§ Recorded information:
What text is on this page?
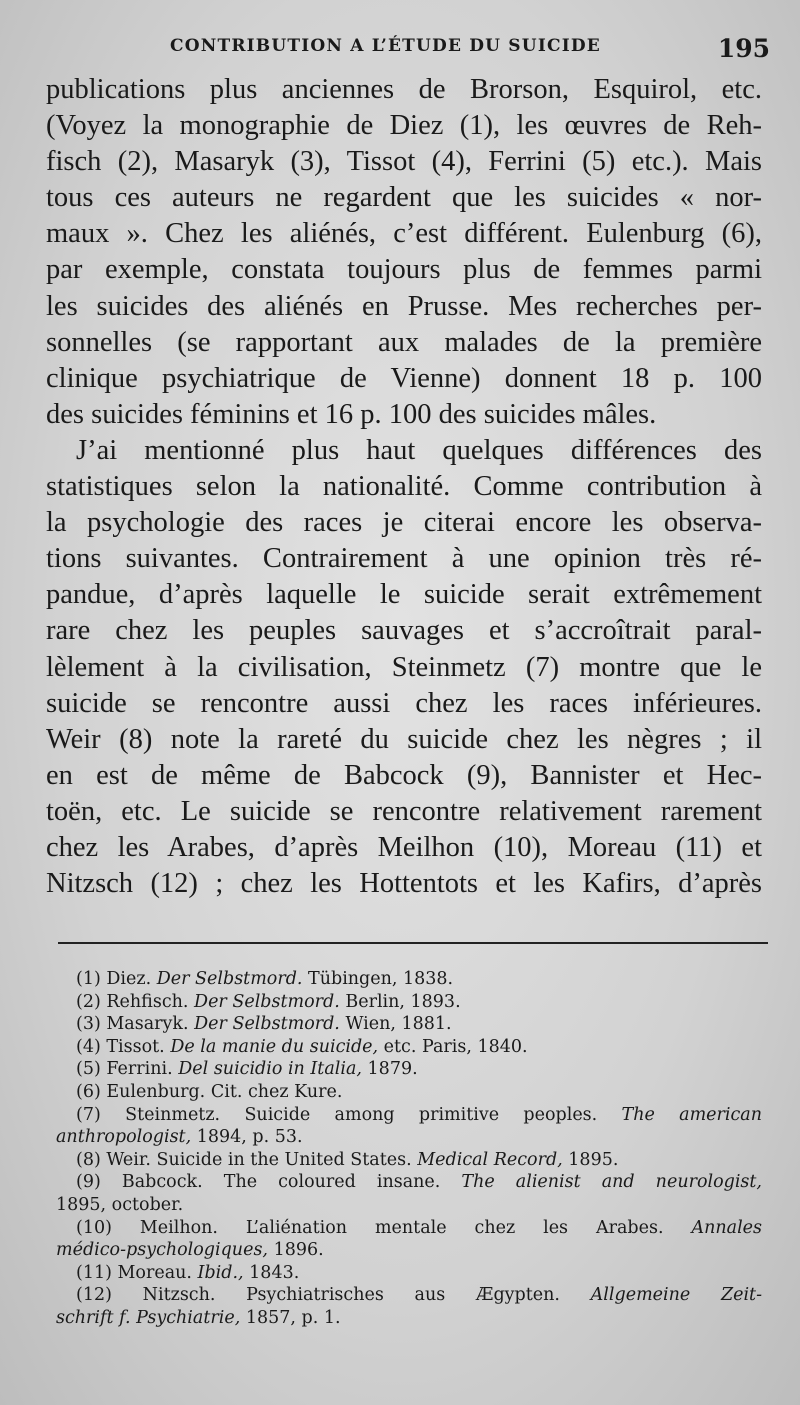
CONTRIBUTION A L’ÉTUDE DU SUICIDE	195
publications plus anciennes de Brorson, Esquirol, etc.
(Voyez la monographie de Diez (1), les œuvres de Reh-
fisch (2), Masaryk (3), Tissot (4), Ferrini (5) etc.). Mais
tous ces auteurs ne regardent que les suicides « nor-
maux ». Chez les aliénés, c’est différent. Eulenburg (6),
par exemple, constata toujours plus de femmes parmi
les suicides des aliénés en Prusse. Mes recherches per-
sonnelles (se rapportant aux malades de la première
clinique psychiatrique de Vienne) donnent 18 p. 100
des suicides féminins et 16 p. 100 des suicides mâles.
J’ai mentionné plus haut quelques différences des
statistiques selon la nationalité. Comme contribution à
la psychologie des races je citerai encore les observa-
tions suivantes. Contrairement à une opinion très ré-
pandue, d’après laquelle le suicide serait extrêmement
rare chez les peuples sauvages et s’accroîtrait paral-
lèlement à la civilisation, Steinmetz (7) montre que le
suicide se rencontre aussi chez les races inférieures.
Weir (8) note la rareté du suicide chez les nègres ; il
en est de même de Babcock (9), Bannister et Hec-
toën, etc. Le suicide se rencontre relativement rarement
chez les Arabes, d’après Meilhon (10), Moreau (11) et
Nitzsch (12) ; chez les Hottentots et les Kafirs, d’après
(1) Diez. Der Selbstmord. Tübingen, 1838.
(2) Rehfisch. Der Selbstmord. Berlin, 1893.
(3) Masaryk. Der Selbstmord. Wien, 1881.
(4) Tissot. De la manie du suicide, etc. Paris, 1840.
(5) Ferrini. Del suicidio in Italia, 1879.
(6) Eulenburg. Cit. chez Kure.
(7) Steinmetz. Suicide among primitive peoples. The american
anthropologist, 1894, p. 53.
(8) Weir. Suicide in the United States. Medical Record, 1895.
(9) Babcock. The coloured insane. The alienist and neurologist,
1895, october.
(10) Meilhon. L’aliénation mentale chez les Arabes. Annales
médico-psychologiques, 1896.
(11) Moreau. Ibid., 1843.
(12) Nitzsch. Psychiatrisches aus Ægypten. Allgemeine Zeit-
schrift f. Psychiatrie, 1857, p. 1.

==

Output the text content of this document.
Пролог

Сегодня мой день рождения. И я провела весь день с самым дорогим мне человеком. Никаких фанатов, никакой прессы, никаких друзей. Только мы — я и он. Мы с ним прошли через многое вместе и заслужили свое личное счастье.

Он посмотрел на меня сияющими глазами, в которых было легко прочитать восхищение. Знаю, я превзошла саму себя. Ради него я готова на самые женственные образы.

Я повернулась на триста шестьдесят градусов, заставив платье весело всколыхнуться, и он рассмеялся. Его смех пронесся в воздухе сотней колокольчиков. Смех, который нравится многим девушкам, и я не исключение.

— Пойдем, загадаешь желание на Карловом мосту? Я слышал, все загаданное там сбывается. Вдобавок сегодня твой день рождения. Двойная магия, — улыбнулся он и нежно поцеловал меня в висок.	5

==

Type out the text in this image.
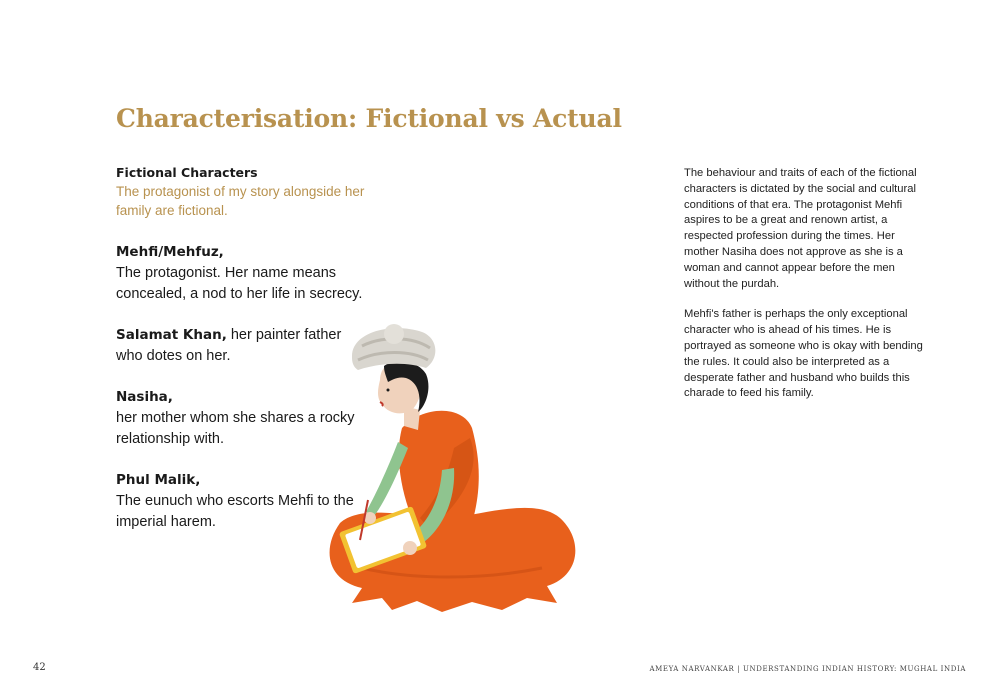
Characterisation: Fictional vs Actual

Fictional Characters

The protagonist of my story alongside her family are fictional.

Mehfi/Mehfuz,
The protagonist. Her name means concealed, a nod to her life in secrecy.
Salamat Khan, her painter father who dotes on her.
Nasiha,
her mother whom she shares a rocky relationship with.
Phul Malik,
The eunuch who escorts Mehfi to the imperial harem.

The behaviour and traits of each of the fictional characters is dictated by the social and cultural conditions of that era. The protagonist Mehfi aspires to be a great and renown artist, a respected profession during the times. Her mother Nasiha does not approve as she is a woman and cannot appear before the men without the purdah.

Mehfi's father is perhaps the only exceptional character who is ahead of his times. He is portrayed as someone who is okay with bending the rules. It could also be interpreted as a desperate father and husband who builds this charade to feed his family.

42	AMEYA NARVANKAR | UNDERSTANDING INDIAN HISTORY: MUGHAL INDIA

§ Work to be completed: Find every line in the records that contains the word "Diez"; copy those lines.

§ Written answer:
(Voyez la monographie de Diez (1), les œuvres de Reh-
(1) Diez. Der Selbstmord. Tübingen, 1838.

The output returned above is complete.